• What you will do
Within the listing below, filter for "Risk" and copy every matching line.

• Extracted information

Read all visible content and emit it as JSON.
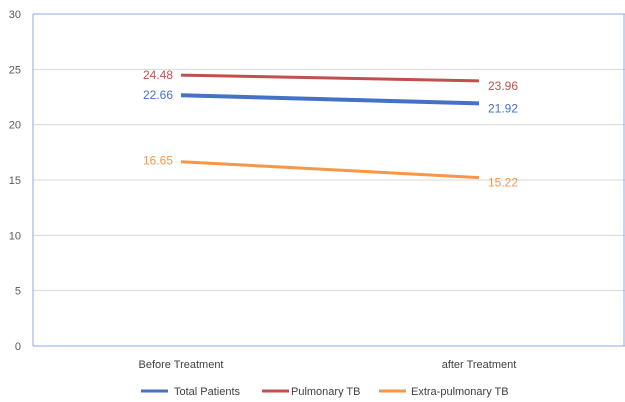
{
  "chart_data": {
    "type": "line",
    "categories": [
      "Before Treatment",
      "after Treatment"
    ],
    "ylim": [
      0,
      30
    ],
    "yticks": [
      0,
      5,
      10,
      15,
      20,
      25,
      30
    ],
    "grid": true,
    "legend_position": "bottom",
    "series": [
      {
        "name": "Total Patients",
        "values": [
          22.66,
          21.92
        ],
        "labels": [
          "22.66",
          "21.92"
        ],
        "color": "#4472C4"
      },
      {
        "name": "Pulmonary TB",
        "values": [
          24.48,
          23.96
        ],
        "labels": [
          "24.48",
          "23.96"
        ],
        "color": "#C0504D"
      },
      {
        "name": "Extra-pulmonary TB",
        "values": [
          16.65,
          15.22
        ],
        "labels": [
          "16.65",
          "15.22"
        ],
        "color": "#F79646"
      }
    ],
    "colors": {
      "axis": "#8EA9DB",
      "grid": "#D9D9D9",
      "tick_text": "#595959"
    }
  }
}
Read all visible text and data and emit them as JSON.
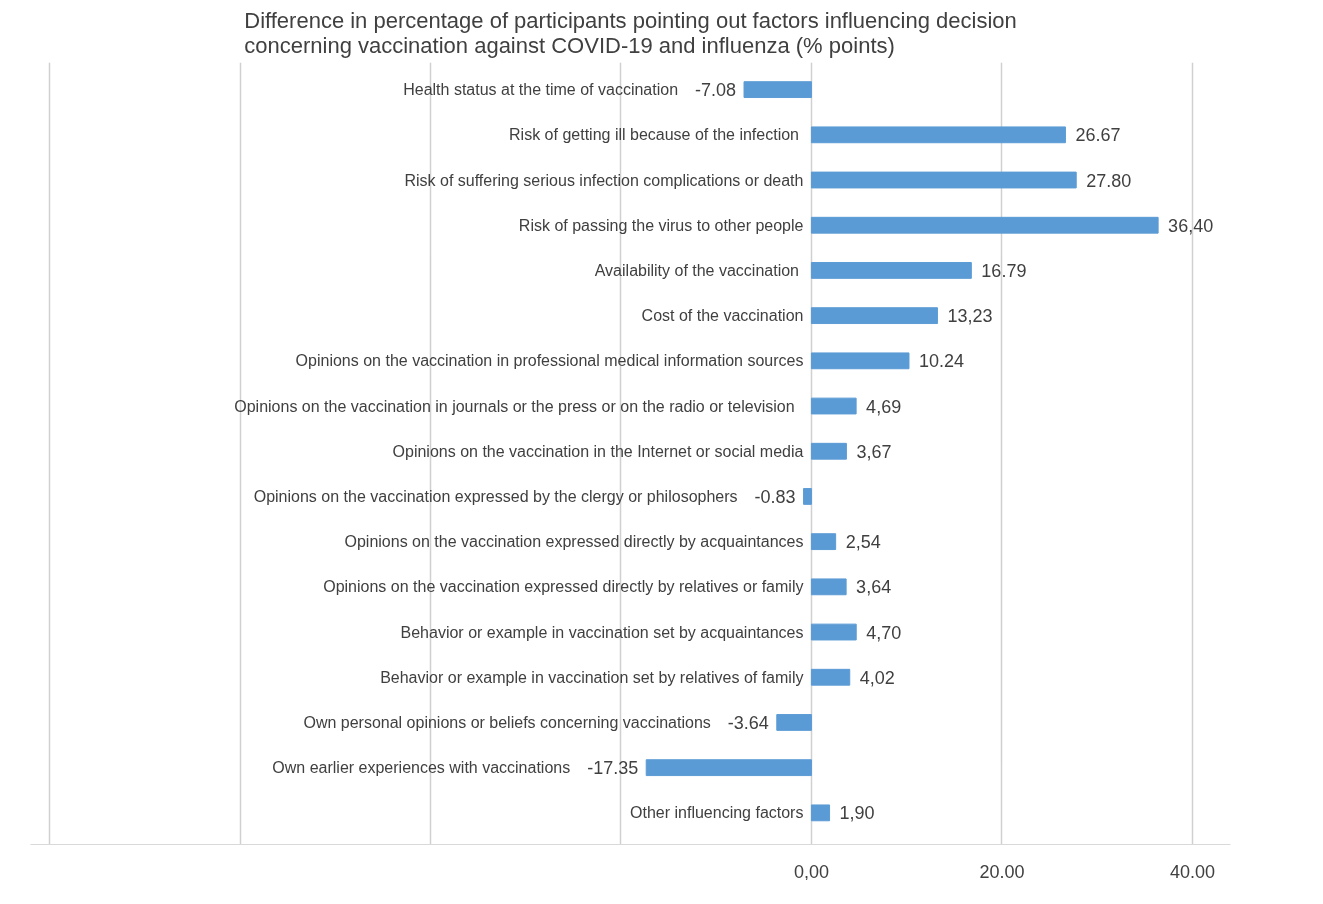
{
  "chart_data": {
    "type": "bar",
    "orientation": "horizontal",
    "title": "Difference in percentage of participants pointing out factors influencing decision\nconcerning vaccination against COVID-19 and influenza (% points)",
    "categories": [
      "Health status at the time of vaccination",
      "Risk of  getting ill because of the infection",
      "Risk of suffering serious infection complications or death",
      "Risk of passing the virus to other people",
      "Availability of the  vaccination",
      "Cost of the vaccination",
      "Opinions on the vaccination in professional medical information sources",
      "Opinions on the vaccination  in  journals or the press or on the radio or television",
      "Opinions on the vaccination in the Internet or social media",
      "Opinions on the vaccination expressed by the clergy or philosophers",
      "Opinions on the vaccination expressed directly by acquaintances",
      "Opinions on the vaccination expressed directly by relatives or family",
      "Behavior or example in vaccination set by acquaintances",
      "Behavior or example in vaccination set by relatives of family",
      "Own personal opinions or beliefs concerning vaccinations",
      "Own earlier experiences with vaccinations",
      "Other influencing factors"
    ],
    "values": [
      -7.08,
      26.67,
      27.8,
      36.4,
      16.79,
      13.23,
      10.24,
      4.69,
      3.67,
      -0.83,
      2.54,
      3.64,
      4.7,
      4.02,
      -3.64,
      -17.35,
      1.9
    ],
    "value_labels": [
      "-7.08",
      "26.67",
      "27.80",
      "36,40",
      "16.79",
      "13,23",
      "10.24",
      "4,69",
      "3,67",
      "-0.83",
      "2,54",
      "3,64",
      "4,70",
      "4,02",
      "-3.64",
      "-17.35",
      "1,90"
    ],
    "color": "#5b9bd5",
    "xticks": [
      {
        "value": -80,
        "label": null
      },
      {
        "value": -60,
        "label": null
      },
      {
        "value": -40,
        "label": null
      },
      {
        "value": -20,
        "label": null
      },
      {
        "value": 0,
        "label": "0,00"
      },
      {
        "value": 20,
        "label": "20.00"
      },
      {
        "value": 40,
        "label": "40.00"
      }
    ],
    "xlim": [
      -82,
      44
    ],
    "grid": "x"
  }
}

• Answer below
      "Risk of  getting ill because of the infection",
      "Risk of suffering serious infection complications or death",
      "Risk of passing the virus to other people",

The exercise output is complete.